▸ EXTRACTED INFORMATION:
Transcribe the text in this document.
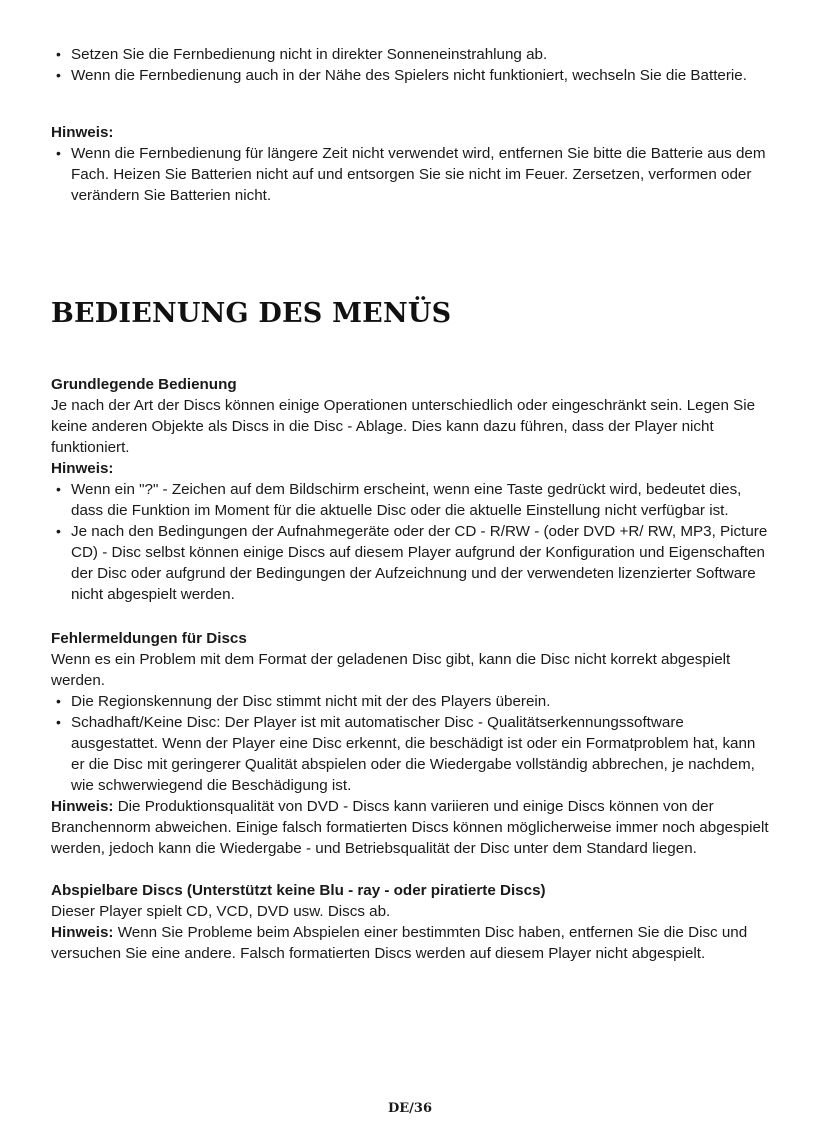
• Setzen Sie die Fernbedienung nicht in direkter Sonneneinstrahlung ab.
• Wenn die Fernbedienung auch in der Nähe des Spielers nicht funktioniert, wechseln Sie die Batterie.

Hinweis:

• Wenn die Fernbedienung für längere Zeit nicht verwendet wird, entfernen Sie bitte die Batterie aus dem Fach. Heizen Sie Batterien nicht auf und entsorgen Sie sie nicht im Feuer. Zersetzen, verformen oder verändern Sie Batterien nicht.
BEDIENUNG DES MENÜS

Grundlegende Bedienung

Je nach der Art der Discs können einige Operationen unterschiedlich oder eingeschränkt sein. Legen Sie keine anderen Objekte als Discs in die Disc - Ablage. Dies kann dazu führen, dass der Player nicht funktioniert.

Hinweis:

• Wenn ein "?" - Zeichen auf dem Bildschirm erscheint, wenn eine Taste gedrückt wird, bedeutet dies, dass die Funktion im Moment für die aktuelle Disc oder die aktuelle Einstellung nicht verfügbar ist.
• Je nach den Bedingungen der Aufnahmegeräte oder der CD - R/RW - (oder DVD +R/ RW, MP3, Picture CD) - Disc selbst können einige Discs auf diesem Player aufgrund der Konfiguration und Eigenschaften der Disc oder aufgrund der Bedingungen der Aufzeichnung und der verwendeten lizenzierter Software nicht abgespielt werden.

Fehlermeldungen für Discs

Wenn es ein Problem mit dem Format der geladenen Disc gibt, kann die Disc nicht korrekt abgespielt werden.

• Die Regionskennung der Disc stimmt nicht mit der des Players überein.
• Schadhaft/Keine Disc: Der Player ist mit automatischer Disc - Qualitätserkennungssoftware ausgestattet. Wenn der Player eine Disc erkennt, die beschädigt ist oder ein Formatproblem hat, kann er die Disc mit geringerer Qualität abspielen oder die Wiedergabe vollständig abbrechen, je nachdem, wie schwerwiegend die Beschädigung ist.

Hinweis: Die Produktionsqualität von DVD - Discs kann variieren und einige Discs können von der Branchennorm abweichen. Einige falsch formatierten Discs können möglicherweise immer noch abgespielt werden, jedoch kann die Wiedergabe - und Betriebsqualität der Disc unter dem Standard liegen.

Abspielbare Discs (Unterstützt keine Blu - ray - oder piratierte Discs)

Dieser Player spielt CD, VCD, DVD usw. Discs ab.

Hinweis: Wenn Sie Probleme beim Abspielen einer bestimmten Disc haben, entfernen Sie die Disc und versuchen Sie eine andere. Falsch formatierten Discs werden auf diesem Player nicht abgespielt.

DE/36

▸ TO BE DONE: Gather every line from the listing above in which "Fernbedienung" appears, and copy those lines.

▸ TASK OUTPUT:
• Setzen Sie die Fernbedienung nicht in direkter Sonneneinstrahlung ab.
• Wenn die Fernbedienung auch in der Nähe des Spielers nicht funktioniert, wechseln Sie die Batterie.
• Wenn die Fernbedienung für längere Zeit nicht verwendet wird, entfernen Sie bitte die Batterie aus dem Fach. Heizen Sie Batterien nicht auf und entsorgen Sie sie nicht im Feuer. Zersetzen, verformen oder verändern Sie Batterien nicht.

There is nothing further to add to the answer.